Records from a data collection
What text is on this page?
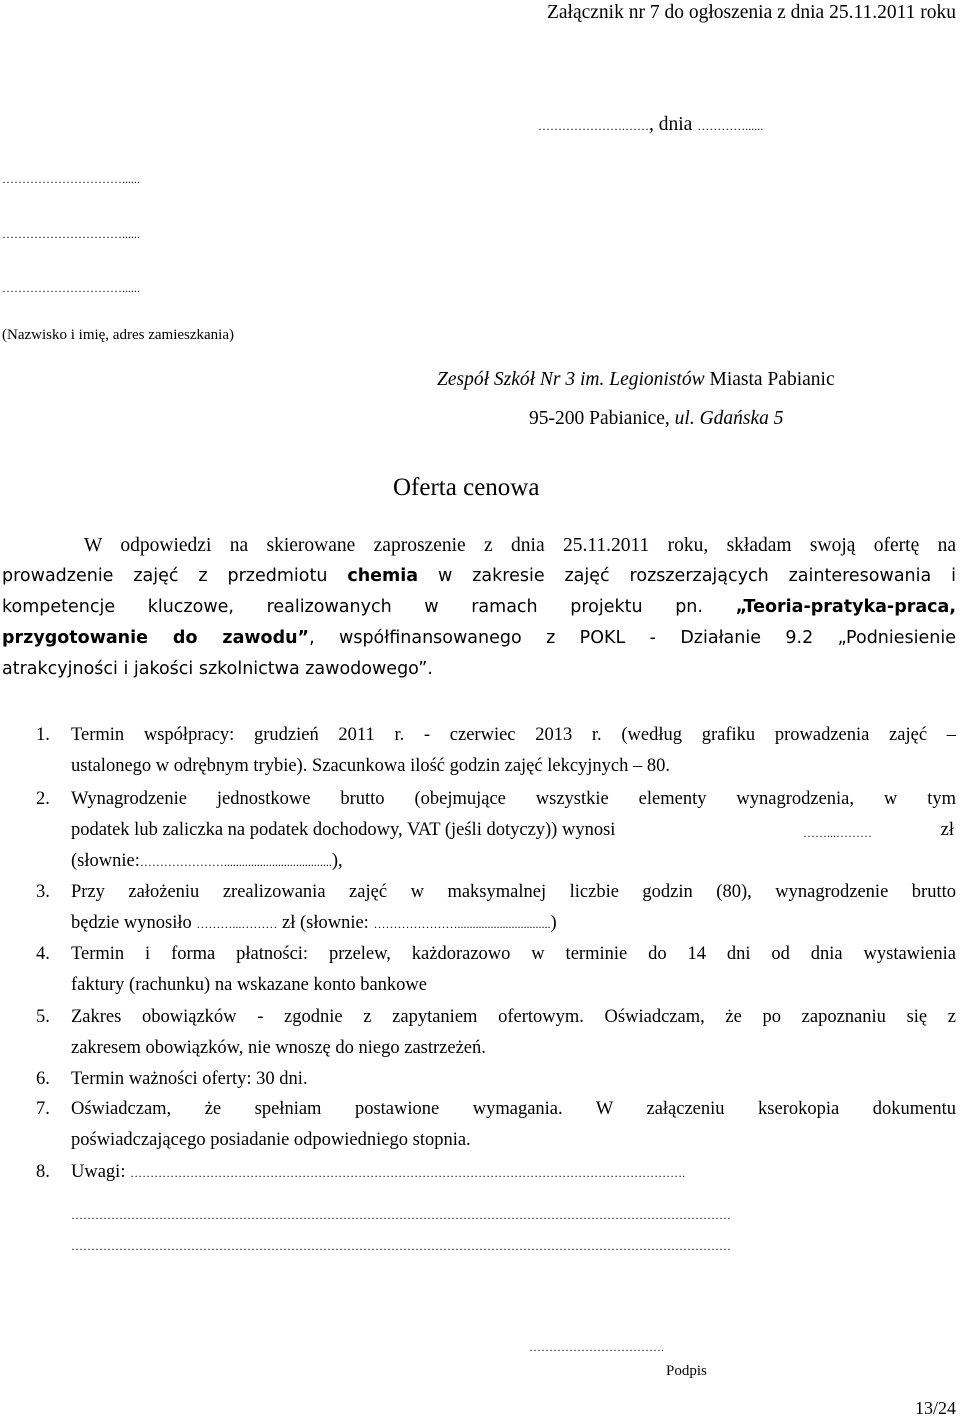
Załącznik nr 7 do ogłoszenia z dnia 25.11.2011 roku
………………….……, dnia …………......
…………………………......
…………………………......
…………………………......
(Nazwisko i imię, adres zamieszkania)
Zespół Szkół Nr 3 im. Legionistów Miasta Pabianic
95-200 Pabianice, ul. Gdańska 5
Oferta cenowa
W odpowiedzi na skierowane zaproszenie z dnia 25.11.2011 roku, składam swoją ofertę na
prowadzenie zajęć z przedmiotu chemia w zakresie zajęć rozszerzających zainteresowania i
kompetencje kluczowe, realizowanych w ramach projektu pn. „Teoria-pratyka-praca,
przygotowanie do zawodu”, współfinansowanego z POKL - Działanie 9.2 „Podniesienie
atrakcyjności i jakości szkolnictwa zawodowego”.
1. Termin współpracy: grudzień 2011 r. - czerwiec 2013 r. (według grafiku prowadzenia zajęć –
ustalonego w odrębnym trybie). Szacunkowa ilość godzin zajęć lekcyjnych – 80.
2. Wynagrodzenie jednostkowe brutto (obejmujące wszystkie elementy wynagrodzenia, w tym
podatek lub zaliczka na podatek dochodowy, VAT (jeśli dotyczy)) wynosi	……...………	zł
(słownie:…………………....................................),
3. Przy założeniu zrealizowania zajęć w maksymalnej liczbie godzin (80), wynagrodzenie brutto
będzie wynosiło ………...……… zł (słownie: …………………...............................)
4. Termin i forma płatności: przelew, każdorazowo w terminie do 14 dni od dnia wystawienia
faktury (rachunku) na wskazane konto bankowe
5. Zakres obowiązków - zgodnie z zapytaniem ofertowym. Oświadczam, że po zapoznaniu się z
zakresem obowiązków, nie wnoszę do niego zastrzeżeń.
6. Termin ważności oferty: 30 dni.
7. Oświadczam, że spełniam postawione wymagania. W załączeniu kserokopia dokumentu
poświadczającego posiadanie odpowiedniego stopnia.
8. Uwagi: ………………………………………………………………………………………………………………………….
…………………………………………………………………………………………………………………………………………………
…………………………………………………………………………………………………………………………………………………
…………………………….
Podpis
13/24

→ **SET EXERCISE**: Note every line above where the string "obowiązków" shows up, and copy those lines.

→ **SOLUTION FOR THIS EXERCISE**:
5. Zakres obowiązków - zgodnie z zapytaniem ofertowym. Oświadczam, że po zapoznaniu się z
zakresem obowiązków, nie wnoszę do niego zastrzeżeń.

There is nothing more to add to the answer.